**DATASET ROWS:**
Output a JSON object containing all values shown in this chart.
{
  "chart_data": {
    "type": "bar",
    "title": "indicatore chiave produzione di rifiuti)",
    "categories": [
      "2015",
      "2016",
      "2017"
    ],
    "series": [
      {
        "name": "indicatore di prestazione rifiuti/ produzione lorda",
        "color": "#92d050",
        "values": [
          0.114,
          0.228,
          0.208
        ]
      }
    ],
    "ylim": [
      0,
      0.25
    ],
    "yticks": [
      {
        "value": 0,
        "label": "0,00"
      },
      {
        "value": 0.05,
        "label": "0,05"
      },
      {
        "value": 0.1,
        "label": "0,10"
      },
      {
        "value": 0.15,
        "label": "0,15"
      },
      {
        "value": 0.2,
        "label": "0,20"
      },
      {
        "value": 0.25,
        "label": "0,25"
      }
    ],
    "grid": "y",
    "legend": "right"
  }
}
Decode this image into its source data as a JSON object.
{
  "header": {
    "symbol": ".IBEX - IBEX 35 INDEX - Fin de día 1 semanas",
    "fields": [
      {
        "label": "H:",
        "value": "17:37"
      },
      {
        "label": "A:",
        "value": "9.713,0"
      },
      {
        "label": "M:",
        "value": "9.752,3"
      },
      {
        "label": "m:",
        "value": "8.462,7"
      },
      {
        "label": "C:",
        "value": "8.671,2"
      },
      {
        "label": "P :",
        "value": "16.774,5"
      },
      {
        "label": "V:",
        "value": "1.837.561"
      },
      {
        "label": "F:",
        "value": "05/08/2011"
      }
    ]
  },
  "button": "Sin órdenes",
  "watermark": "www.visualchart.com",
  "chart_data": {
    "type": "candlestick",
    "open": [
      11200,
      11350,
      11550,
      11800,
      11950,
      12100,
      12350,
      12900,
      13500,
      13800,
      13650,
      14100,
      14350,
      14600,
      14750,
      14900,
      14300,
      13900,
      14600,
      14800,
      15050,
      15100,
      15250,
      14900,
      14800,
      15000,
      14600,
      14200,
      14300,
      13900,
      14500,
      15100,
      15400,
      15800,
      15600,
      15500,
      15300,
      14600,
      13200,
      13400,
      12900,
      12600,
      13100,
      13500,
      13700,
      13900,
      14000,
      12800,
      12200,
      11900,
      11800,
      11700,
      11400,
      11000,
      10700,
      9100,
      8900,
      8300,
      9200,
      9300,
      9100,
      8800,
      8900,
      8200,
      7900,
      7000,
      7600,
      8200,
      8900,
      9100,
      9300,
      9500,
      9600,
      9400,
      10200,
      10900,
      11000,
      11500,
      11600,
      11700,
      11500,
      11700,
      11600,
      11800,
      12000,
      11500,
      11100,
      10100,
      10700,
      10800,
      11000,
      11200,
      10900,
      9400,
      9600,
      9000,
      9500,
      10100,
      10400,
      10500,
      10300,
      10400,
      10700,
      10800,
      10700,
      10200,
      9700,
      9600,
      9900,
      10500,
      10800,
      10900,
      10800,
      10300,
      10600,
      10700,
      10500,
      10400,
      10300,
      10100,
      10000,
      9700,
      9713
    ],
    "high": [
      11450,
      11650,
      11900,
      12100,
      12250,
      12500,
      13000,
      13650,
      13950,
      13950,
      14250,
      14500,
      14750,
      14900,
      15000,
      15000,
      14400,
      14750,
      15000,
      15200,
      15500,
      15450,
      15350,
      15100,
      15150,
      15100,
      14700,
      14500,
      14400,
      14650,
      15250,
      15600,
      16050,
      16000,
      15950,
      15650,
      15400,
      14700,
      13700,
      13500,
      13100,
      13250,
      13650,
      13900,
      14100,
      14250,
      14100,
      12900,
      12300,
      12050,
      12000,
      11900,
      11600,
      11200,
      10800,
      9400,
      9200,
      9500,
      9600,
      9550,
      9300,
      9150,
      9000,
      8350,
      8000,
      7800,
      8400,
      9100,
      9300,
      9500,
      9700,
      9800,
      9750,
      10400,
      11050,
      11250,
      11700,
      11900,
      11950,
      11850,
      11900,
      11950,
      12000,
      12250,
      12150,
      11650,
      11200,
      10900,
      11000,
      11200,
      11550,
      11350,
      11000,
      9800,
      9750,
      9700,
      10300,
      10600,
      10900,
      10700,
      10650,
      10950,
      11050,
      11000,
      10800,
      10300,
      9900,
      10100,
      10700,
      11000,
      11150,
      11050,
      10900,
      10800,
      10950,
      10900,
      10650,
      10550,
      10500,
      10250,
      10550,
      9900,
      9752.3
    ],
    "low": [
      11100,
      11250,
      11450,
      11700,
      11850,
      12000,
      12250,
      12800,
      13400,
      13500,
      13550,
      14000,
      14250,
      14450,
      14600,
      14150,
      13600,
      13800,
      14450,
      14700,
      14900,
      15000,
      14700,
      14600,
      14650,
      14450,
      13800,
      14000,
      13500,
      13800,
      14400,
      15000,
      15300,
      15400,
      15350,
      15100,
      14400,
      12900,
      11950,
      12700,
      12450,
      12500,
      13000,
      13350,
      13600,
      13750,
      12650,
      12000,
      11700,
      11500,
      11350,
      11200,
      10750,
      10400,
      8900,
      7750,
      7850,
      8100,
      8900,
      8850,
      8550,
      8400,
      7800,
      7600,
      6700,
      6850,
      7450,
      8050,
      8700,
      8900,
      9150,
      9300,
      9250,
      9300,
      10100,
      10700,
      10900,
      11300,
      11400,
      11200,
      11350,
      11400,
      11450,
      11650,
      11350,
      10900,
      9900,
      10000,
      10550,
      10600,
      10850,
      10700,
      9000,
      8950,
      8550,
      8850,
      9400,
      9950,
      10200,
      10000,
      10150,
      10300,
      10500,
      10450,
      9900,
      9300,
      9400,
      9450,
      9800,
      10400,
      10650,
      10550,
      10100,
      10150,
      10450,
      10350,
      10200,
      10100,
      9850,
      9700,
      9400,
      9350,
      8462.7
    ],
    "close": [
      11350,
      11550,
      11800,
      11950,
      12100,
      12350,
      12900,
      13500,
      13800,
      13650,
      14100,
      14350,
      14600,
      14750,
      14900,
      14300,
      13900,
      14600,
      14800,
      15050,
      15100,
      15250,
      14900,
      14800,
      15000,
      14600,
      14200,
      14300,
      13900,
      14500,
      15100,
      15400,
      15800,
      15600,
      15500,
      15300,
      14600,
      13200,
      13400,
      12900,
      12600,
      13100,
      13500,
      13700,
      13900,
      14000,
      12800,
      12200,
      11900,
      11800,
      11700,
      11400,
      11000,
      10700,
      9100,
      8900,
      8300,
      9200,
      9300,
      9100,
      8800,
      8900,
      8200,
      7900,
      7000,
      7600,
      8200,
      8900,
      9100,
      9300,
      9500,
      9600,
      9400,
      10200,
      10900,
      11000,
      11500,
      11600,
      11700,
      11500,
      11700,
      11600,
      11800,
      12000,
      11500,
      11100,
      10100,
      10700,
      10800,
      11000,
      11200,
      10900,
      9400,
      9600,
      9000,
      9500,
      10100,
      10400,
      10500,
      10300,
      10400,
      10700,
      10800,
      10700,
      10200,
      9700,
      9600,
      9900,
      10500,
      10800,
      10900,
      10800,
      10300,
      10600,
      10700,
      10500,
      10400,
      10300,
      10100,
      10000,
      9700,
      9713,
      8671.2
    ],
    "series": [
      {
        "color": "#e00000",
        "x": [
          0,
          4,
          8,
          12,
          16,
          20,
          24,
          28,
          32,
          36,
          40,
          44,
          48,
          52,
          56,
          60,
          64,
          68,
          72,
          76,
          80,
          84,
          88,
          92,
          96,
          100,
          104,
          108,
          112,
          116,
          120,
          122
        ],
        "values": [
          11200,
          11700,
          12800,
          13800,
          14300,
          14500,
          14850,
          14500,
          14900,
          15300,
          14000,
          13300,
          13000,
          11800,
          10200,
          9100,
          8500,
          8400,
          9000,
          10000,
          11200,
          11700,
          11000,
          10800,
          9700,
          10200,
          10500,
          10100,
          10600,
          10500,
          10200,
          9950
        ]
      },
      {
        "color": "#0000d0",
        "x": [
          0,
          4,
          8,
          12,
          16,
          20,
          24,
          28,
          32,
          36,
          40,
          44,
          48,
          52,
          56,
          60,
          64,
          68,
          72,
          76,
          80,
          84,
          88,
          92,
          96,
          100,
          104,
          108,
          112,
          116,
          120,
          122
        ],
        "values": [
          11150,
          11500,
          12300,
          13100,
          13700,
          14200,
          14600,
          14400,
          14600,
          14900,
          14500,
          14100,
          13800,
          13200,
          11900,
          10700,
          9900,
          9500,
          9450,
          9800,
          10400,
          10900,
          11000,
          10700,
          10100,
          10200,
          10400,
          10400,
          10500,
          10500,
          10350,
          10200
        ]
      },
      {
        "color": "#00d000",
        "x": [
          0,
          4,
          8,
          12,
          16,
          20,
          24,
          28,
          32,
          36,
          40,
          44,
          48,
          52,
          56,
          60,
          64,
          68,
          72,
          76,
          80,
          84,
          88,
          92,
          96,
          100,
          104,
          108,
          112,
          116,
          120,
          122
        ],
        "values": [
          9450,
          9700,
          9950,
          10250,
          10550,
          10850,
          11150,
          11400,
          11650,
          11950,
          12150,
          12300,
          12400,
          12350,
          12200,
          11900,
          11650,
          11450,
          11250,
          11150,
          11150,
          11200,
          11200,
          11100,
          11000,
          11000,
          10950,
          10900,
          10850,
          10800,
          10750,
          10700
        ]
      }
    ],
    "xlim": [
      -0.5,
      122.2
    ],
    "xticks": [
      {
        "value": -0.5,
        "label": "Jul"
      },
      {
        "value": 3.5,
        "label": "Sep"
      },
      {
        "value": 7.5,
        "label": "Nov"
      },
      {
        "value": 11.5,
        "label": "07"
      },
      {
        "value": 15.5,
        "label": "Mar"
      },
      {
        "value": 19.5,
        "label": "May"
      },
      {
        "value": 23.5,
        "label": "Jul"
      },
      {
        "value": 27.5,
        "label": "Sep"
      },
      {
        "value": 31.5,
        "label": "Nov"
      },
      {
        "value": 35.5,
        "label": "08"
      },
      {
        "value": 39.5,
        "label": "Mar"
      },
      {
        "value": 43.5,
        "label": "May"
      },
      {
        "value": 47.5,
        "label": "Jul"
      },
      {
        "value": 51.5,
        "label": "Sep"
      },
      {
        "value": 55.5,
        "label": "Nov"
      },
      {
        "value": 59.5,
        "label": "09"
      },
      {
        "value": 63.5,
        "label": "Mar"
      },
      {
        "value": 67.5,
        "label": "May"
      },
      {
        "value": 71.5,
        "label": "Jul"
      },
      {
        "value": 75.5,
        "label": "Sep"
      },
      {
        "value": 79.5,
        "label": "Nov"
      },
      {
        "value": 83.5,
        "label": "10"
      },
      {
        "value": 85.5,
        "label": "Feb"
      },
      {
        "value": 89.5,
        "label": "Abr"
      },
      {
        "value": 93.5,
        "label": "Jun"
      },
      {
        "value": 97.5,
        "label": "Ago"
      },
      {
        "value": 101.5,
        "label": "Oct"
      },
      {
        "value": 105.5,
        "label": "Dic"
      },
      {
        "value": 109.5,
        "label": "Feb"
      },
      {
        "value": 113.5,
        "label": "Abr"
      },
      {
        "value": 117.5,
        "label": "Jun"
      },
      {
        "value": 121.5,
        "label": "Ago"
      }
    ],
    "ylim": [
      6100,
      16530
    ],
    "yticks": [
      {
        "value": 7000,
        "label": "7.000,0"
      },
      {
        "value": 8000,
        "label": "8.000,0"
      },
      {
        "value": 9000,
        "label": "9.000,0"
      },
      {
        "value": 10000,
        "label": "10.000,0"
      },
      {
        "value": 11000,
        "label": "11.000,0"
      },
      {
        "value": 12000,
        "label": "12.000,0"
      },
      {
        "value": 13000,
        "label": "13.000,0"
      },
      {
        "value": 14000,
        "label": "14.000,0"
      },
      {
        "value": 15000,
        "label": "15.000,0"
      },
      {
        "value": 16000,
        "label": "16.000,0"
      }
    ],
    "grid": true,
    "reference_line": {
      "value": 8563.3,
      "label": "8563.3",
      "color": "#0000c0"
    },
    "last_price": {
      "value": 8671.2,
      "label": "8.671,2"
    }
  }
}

**BRIEF:** Of the lines in the material, how many contain the word "JSON"? Reply with the number and nothing else.

**FINISHED TASK:** 2